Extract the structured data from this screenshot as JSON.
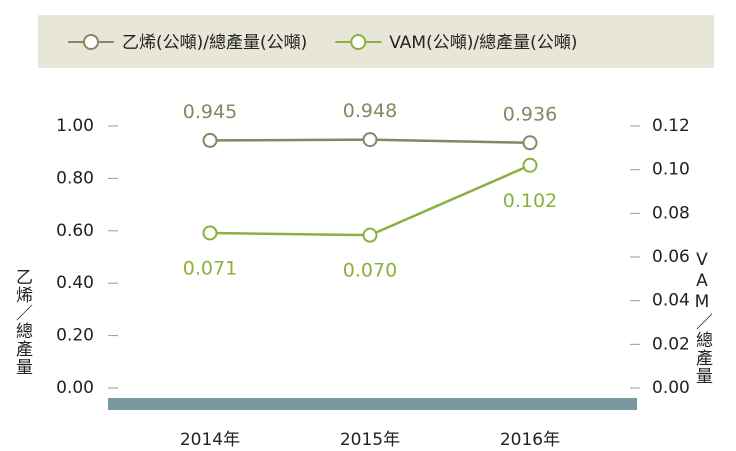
{
  "chart_data": {
    "type": "line",
    "categories": [
      "2014年",
      "2015年",
      "2016年"
    ],
    "series": [
      {
        "name": "乙烯(公噸)/總產量(公噸)",
        "color": "#8a8563",
        "values": [
          0.945,
          0.948,
          0.936
        ]
      },
      {
        "name": "VAM(公噸)/總產量(公噸)",
        "color": "#8ab03e",
        "axis": "y2",
        "values": [
          0.071,
          0.07,
          0.102
        ],
        "value_labels": [
          "0.071",
          "0.070",
          "0.102"
        ]
      }
    ],
    "ylabel": "乙烯／總產量",
    "y2label": "VAM／總產量",
    "ylim": [
      0,
      1
    ],
    "yticks": [
      {
        "value": 0,
        "label": "0.00"
      },
      {
        "value": 0.2,
        "label": "0.20"
      },
      {
        "value": 0.4,
        "label": "0.40"
      },
      {
        "value": 0.6,
        "label": "0.60"
      },
      {
        "value": 0.8,
        "label": "0.80"
      },
      {
        "value": 1,
        "label": "1.00"
      }
    ],
    "y2lim": [
      0,
      0.12
    ],
    "y2ticks": [
      {
        "value": 0,
        "label": "0.00"
      },
      0.02,
      0.04,
      0.06,
      0.08,
      {
        "value": 0.1,
        "label": "0.10"
      },
      0.12
    ],
    "legend": "top"
  }
}
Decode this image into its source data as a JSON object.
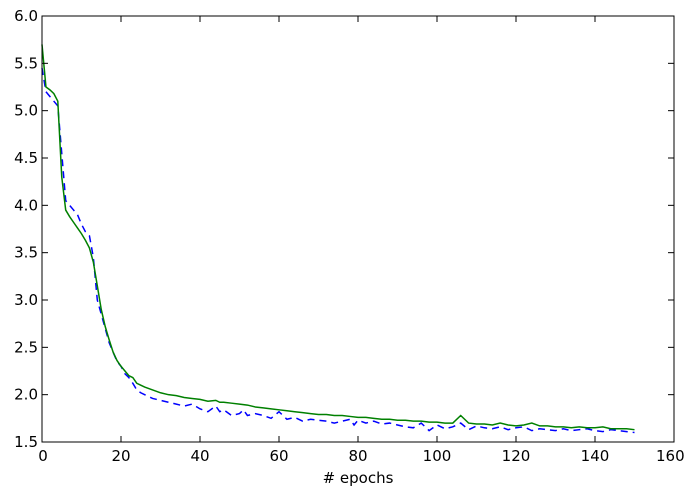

Instructions for the task
Leave the pictures out and write out every entry exactly as given.

Response
Extract the structured data from this screenshot as JSON.
{
  "chart_data": {
    "type": "line",
    "categories": [
      "2014年",
      "2015年",
      "2016年"
    ],
    "series": [
      {
        "name": "乙烯(公噸)/總產量(公噸)",
        "color": "#8a8563",
        "values": [
          0.945,
          0.948,
          0.936
        ]
      },
      {
        "name": "VAM(公噸)/總產量(公噸)",
        "color": "#8ab03e",
        "axis": "y2",
        "values": [
          0.071,
          0.07,
          0.102
        ],
        "value_labels": [
          "0.071",
          "0.070",
          "0.102"
        ]
      }
    ],
    "ylabel": "乙烯／總產量",
    "y2label": "VAM／總產量",
    "ylim": [
      0,
      1
    ],
    "yticks": [
      {
        "value": 0,
        "label": "0.00"
      },
      {
        "value": 0.2,
        "label": "0.20"
      },
      {
        "value": 0.4,
        "label": "0.40"
      },
      {
        "value": 0.6,
        "label": "0.60"
      },
      {
        "value": 0.8,
        "label": "0.80"
      },
      {
        "value": 1,
        "label": "1.00"
      }
    ],
    "y2lim": [
      0,
      0.12
    ],
    "y2ticks": [
      {
        "value": 0,
        "label": "0.00"
      },
      0.02,
      0.04,
      0.06,
      0.08,
      {
        "value": 0.1,
        "label": "0.10"
      },
      0.12
    ],
    "legend": "top"
  }
}
Decode this image into its source data as a JSON object.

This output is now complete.